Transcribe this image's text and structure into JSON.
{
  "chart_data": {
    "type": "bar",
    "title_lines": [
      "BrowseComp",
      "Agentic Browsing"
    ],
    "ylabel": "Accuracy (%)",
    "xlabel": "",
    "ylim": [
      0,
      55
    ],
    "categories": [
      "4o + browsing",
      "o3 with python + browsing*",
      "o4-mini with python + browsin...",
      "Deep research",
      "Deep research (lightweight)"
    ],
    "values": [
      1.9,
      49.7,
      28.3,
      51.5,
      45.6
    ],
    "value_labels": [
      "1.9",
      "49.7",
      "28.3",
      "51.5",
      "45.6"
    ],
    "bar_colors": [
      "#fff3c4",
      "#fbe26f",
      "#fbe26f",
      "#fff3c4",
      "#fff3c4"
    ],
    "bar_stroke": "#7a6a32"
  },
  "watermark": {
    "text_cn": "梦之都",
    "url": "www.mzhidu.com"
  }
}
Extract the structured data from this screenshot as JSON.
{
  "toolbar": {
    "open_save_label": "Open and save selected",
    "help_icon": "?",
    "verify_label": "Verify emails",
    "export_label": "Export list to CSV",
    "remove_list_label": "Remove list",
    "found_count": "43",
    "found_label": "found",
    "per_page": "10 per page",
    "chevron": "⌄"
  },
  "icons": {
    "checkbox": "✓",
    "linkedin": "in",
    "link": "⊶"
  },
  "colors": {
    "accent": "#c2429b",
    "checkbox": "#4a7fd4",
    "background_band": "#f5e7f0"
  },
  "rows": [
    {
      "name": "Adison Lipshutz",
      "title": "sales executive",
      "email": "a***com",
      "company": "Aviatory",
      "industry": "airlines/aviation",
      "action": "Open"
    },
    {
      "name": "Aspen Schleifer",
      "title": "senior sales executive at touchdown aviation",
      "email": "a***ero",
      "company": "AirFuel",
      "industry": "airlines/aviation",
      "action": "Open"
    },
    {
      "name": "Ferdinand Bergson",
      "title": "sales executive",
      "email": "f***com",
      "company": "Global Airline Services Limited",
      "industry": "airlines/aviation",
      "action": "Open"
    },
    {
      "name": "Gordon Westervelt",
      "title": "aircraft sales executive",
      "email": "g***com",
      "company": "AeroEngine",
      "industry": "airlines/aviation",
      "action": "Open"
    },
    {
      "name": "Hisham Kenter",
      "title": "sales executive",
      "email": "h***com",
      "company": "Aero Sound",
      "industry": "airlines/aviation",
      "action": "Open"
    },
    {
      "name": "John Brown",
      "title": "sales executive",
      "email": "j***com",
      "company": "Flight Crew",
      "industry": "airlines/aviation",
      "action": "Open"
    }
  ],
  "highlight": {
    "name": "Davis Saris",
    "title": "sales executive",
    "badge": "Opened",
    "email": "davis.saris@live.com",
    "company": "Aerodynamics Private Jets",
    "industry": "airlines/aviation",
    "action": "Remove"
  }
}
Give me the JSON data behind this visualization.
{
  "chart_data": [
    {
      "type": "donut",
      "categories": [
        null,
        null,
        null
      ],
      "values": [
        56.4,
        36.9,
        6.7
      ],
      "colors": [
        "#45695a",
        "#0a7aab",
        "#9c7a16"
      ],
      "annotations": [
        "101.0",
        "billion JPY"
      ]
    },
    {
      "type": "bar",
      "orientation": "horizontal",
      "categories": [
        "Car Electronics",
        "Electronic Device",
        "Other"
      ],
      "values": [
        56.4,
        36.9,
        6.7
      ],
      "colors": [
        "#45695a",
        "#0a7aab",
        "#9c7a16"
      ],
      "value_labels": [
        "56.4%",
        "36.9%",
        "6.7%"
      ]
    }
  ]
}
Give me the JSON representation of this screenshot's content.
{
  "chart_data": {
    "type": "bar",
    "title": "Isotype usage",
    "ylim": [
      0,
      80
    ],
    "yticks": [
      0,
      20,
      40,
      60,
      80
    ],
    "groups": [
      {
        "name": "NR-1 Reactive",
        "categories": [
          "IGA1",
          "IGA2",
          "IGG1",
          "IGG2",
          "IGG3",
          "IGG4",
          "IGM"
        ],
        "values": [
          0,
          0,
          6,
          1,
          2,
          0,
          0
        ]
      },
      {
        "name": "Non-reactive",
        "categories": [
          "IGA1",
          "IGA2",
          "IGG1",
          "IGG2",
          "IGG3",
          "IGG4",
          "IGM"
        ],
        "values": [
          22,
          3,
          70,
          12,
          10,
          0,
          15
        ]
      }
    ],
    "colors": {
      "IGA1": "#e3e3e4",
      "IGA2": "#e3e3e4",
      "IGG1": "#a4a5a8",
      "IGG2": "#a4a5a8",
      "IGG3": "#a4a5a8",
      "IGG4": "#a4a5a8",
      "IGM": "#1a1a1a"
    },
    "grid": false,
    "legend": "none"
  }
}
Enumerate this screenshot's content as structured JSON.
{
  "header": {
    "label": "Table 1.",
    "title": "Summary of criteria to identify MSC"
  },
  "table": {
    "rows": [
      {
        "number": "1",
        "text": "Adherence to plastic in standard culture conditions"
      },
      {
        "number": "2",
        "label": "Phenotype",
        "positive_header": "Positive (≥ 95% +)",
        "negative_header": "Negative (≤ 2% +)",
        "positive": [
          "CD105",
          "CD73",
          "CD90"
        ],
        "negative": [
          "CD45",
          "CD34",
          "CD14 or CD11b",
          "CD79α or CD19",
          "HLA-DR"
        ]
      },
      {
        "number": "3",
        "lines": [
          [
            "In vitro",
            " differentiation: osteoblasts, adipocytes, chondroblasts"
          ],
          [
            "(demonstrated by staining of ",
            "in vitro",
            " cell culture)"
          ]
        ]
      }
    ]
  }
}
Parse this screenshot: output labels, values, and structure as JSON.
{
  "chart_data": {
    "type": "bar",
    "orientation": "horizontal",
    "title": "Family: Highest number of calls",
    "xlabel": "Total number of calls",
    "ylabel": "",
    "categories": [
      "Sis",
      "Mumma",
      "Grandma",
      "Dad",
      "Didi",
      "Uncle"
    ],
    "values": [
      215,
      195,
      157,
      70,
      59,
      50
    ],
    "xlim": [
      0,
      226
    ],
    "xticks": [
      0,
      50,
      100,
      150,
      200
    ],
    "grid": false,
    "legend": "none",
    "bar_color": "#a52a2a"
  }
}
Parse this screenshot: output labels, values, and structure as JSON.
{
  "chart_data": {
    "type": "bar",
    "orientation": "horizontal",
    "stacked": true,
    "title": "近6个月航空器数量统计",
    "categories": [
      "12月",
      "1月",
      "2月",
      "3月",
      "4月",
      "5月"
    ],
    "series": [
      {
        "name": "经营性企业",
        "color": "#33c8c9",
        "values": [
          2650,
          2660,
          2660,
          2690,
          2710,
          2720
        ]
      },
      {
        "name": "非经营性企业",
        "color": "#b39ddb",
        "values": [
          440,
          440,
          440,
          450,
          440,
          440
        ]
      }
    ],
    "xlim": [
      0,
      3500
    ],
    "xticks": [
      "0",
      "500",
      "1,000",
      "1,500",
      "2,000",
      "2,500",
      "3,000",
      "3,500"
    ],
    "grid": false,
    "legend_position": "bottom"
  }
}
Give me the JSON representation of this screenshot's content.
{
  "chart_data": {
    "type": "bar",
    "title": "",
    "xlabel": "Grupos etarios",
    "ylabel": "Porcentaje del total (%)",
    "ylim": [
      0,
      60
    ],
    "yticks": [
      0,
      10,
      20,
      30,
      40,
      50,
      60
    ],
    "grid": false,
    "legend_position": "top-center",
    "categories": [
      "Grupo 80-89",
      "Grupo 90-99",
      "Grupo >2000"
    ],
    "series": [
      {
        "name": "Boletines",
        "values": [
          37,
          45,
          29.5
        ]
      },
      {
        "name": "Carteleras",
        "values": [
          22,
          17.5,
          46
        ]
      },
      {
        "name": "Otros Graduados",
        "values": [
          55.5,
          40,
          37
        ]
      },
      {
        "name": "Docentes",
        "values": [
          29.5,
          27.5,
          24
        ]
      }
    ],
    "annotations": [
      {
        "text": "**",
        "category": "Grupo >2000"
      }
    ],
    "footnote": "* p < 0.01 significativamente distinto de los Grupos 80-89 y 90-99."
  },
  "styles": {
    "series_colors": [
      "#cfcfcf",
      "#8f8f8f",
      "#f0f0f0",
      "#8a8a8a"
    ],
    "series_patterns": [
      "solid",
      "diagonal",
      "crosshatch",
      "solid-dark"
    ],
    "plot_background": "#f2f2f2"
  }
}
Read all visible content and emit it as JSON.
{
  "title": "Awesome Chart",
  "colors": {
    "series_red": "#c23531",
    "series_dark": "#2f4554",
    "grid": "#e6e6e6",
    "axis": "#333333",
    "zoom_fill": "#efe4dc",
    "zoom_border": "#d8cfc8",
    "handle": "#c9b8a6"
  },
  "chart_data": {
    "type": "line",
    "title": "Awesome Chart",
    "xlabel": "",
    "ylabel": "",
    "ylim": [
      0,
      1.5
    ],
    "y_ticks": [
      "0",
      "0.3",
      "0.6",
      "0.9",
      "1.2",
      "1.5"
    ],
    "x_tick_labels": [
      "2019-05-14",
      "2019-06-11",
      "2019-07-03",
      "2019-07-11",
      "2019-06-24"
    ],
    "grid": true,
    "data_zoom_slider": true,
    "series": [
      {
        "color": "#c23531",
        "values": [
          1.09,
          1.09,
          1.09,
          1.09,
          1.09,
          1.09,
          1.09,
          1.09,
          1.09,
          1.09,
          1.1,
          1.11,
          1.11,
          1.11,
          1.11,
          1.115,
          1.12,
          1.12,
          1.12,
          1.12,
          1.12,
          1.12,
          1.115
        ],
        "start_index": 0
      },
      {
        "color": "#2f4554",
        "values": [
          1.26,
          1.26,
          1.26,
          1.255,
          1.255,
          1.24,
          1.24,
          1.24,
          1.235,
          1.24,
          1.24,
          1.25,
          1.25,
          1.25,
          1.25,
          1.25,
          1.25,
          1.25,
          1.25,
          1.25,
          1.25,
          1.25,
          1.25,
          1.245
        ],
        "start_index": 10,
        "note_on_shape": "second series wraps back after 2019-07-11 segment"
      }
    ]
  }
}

- - -

The request - In the records above, how many lines contain the word "Deep"? Give the number alone.

Response to this task - 2